Description of the task: Transcribe the listing verbatim. Do not carry over any pictures.

----- Data for this exercise -----

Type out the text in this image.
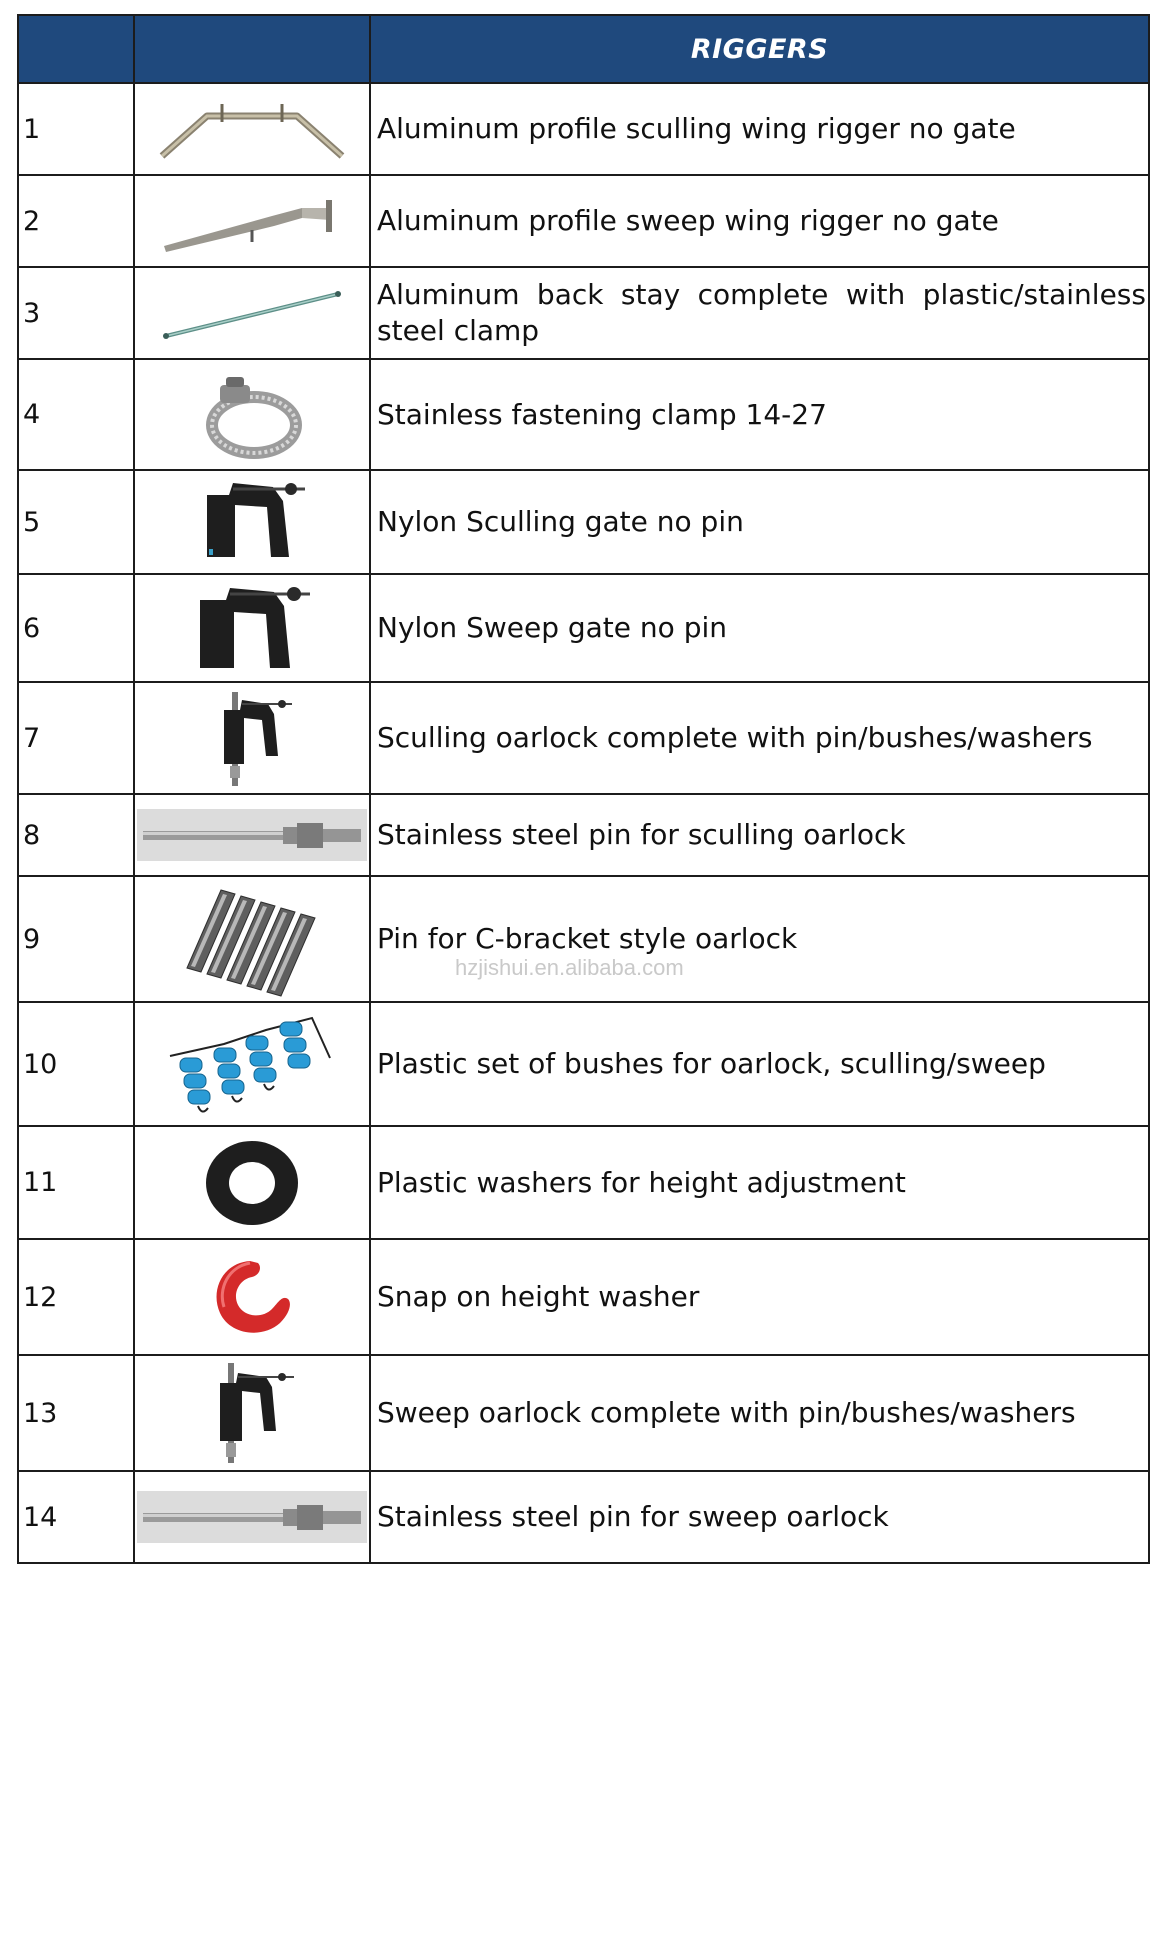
		RIGGERS
1		Aluminum profile sculling wing rigger no gate
2		Aluminum profile sweep wing rigger no gate
3		Aluminum back stay complete with plastic/stainless steel clamp
4		Stainless fastening clamp 14-27
5		Nylon Sculling gate no pin
6		Nylon Sweep gate no pin
7		Sculling oarlock complete with pin/bushes/washers
8		Stainless steel pin for sculling oarlock
9		Pin for C-bracket style oarlock
10		Plastic set of bushes for oarlock, sculling/sweep
11		Plastic washers for height adjustment
12		Snap on height washer
13		Sweep oarlock complete with pin/bushes/washers
14		Stainless steel pin for sweep oarlock
hzjishui.en.alibaba.com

-----

Response:
Type out the text in this image.
		RIGGERS
1		Aluminum profile sculling wing rigger no gate
2		Aluminum profile sweep wing rigger no gate
3		Aluminum back stay complete with plastic/stainless steel clamp
4		Stainless fastening clamp 14-27
5		Nylon Sculling gate no pin
6		Nylon Sweep gate no pin
7		Sculling oarlock complete with pin/bushes/washers
8		Stainless steel pin for sculling oarlock
9		Pin for C-bracket style oarlock
10		Plastic set of bushes for oarlock, sculling/sweep
11		Plastic washers for height adjustment
12		Snap on height washer
13		Sweep oarlock complete with pin/bushes/washers
14		Stainless steel pin for sweep oarlock
hzjishui.en.alibaba.com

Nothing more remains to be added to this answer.